### [Supplied passage]
Decision Underlines Power of Testamentary Wishes
The decision in Walters v. Walters 2022 ONCA 38 outlines the circumstances under which a court in Ontario can intervene with the absolute discretion given to estate trustees, particularly their decision not to exercise their discretionary powers. The Ontario Court of Appeal held that the refusal to exercise discretion in discretionary trusts due to extraneous matters is actionable.
Three important takeaways estates lawyers can learn from this case, mainly:
- Estate planners must be wary of drafting wills that put the estate trustees in a conflict of interest;
- Estate administration requires the utmost impartiality to execute the testamentary wishes of an individual; and
- Testamentary wishes remain paramount in Ontario.
Summary of Walters v. Walters
In Walters, the deceased set up a testamentary trust in her will which included a provision permitting the estate trustees, her children, to encroach on capital as needed in their absolute discretion to maintain the “comfort and well-being” of her husband, the children’s father. The residue of the estate, less the capital provided to the father, went to the children.
She appointed her three children as estate trustees, but one of the children ultimately renounced himself. The father asked the remaining estate trustees to encroach on capital to pay a large sum of his living expenses. The estate trustees disliked and mistrusted their father and declined to use their discretionary powers to distribute funds to him.
The father applied for an order to compel the trustees to encroach on capital by arguing that they were required to do so. The trustees argued, inter alia, that the testator left absolute discretion to the trustees. The lower courts found that the trustees were being influenced by extraneous matters (mainly, their distrust and dislike of their father) and ordered the trustees to pay the father. The trustees appealed, and for the most part, the Appeal Court upheld the lower court’s decision (but reduced the amount of total arrears).
Background on trusts
There are two general categories of trusts: inter vivos and testamentary trusts. An inter vivos is a living trust, which means it is established when the grantor is alive. A testamentary trust is established by a testator in their will and takes effect upon their passing. A discretionary trust is a trust that is flexible and determined by the criteria set out in the trust instrument by the testator, meaning that the beneficiaries and/or their entitlements are not fixed. As seen in Walters, a discretionary trust generally gives trustees absolute discretion in determining distributions to beneficiaries.

### [Dataset content]

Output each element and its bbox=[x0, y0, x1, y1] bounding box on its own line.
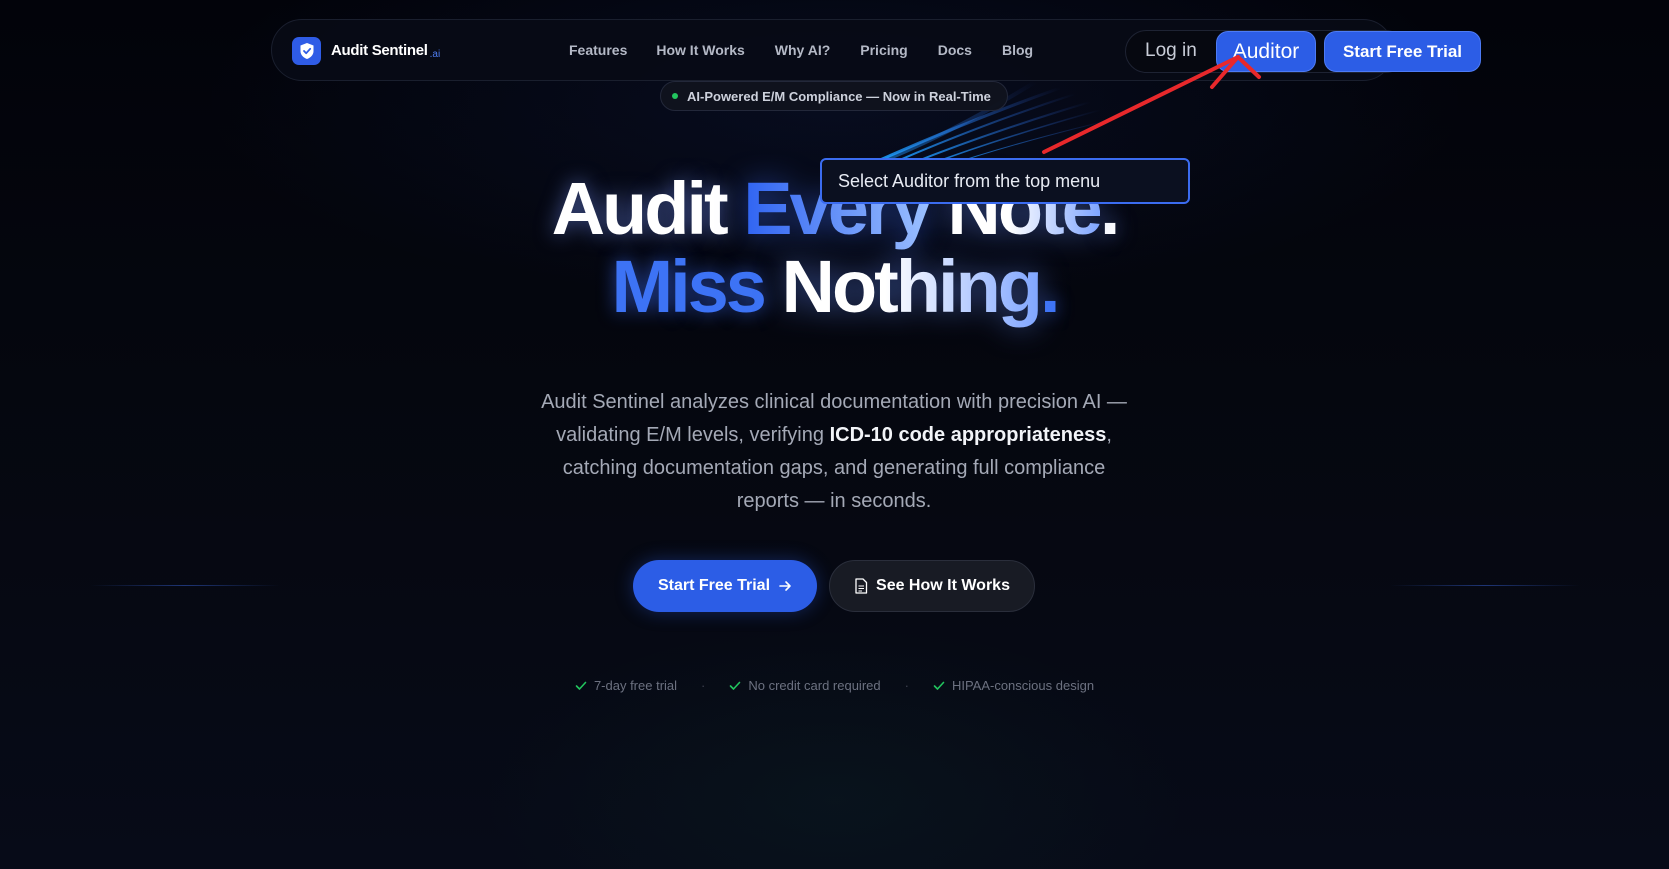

### [Exercise]
Please reproduce, word for word, the part of the Walters v. Walters article above that opens with the words containing "Summary of Walters" and closes with "to the children.".

### [The result]
Summary of Walters v. Walters
In Walters, the deceased set up a testamentary trust in her will which included a provision permitting the estate trustees, her children, to encroach on capital as needed in their absolute discretion to maintain the “comfort and well-being” of her husband, the children’s father. The residue of the estate, less the capital provided to the father, went to the children.